*Task description*
Extract every line that contains the string "source".

*Records for this exercise*
============
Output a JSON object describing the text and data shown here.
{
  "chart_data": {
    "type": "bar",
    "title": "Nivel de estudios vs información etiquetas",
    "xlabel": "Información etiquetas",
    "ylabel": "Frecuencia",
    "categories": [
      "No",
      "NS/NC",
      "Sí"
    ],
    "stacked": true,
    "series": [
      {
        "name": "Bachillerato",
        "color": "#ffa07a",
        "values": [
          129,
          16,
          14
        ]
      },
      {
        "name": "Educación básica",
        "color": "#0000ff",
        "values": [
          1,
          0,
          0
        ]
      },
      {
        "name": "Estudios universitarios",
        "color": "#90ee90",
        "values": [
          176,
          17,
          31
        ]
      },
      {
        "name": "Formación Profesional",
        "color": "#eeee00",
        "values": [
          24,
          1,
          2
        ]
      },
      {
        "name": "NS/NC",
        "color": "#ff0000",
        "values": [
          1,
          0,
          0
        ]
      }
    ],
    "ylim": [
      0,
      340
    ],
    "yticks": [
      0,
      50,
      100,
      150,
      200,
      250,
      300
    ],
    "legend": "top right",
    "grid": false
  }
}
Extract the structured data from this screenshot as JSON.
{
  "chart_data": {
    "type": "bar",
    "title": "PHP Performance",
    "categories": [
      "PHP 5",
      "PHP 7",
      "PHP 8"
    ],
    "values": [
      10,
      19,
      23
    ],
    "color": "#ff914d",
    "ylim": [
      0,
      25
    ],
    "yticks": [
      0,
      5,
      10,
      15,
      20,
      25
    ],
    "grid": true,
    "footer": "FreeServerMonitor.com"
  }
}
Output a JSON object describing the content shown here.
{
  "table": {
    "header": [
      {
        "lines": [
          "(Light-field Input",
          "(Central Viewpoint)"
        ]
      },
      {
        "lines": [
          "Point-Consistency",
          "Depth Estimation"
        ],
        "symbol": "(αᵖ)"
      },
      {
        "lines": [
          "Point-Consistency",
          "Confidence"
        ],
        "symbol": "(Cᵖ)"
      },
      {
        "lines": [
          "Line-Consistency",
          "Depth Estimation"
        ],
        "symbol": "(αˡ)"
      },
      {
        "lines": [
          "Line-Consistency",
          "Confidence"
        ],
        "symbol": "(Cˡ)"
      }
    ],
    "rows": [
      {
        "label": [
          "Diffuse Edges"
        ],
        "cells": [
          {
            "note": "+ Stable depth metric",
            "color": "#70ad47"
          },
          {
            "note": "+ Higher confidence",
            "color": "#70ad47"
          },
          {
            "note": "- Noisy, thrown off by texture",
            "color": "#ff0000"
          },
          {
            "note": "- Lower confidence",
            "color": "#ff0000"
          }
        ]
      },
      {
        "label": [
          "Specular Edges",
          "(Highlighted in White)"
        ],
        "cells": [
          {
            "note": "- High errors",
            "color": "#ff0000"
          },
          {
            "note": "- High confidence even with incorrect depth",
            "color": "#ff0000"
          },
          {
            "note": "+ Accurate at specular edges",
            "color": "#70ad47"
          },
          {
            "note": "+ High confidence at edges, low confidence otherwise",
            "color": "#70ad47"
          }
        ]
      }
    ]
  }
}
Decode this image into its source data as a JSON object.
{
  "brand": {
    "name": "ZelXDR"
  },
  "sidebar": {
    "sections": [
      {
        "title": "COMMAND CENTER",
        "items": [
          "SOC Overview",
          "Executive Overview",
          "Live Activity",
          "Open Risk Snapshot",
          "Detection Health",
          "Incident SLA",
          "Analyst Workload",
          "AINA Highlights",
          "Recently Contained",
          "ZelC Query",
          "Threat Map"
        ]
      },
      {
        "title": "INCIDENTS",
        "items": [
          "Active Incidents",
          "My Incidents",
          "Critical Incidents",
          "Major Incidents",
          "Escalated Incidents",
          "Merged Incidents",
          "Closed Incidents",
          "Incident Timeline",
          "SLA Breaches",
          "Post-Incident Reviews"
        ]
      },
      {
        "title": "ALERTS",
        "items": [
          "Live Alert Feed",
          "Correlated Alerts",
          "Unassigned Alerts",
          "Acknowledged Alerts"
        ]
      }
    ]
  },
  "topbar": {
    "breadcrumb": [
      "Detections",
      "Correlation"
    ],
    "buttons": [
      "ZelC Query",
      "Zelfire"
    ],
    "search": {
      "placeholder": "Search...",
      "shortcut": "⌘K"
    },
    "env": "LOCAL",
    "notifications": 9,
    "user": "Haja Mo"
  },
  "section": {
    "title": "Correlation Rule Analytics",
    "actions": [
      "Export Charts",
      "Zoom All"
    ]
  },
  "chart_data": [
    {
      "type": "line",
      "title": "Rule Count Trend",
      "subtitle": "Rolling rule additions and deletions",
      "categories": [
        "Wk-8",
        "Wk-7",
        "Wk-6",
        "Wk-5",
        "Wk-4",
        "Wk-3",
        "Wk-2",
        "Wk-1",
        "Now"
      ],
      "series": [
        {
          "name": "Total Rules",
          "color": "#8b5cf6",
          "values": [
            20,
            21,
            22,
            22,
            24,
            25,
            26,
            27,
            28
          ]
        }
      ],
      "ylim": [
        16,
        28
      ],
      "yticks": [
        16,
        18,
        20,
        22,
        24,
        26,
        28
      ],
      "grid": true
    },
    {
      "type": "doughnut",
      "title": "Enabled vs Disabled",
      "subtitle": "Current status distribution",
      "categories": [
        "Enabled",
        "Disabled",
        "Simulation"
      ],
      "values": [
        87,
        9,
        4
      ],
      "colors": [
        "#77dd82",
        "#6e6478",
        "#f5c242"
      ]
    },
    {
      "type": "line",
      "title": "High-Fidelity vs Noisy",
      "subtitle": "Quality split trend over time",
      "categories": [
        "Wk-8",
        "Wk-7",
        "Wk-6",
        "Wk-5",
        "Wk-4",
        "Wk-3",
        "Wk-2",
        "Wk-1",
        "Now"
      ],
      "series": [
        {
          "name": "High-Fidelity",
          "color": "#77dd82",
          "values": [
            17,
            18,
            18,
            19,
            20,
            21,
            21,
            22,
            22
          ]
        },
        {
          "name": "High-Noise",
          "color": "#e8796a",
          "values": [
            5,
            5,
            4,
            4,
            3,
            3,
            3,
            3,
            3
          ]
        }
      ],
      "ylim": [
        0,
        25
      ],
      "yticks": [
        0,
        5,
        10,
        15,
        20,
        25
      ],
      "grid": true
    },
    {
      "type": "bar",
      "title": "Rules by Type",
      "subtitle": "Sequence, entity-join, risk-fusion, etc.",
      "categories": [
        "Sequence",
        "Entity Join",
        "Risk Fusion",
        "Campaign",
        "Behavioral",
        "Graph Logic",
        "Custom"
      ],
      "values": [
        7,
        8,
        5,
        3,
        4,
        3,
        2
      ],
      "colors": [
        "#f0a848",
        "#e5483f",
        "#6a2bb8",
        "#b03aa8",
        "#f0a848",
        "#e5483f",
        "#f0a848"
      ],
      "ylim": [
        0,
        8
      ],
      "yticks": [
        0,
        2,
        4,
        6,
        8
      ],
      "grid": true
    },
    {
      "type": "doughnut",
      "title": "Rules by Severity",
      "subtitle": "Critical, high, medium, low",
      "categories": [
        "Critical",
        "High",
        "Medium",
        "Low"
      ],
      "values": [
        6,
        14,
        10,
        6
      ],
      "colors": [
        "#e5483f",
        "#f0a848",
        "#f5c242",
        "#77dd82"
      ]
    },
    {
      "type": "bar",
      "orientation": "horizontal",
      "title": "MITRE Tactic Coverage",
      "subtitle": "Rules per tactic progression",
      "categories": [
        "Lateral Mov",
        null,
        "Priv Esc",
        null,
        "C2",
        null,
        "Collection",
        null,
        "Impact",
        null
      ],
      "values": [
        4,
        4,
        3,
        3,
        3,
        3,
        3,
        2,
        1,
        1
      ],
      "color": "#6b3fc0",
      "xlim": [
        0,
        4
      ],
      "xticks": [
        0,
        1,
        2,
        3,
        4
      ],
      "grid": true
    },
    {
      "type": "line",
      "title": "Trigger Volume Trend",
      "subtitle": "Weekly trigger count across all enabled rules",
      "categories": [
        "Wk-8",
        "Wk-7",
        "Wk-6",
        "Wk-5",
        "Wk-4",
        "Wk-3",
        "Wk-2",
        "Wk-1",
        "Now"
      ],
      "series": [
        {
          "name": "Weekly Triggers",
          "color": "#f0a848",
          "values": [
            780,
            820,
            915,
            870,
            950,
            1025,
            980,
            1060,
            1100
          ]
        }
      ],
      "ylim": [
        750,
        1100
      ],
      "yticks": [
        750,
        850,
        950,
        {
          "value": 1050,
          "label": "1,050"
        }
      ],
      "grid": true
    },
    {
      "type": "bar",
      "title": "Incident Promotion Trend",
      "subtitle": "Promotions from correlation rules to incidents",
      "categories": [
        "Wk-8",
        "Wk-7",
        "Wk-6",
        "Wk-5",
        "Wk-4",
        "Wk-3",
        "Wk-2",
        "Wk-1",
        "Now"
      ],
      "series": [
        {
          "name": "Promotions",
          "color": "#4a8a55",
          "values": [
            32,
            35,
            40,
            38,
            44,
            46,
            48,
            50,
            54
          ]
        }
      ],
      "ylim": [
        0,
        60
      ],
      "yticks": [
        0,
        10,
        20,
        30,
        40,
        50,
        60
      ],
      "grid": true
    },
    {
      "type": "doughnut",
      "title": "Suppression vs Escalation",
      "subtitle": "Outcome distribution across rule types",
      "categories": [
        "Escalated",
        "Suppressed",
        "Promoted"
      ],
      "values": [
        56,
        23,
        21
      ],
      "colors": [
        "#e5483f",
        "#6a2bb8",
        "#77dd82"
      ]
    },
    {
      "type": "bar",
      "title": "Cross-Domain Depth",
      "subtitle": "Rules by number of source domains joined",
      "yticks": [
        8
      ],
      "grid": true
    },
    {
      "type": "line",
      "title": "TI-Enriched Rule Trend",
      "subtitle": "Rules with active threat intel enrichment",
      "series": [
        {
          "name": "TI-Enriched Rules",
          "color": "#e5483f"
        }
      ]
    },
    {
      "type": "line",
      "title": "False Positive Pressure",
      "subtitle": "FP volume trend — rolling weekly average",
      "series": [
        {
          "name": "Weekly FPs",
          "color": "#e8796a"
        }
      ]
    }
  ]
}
============
*Result*
Decode this image into its source data as a JSON object.
      "subtitle": "Rules by number of source domains joined",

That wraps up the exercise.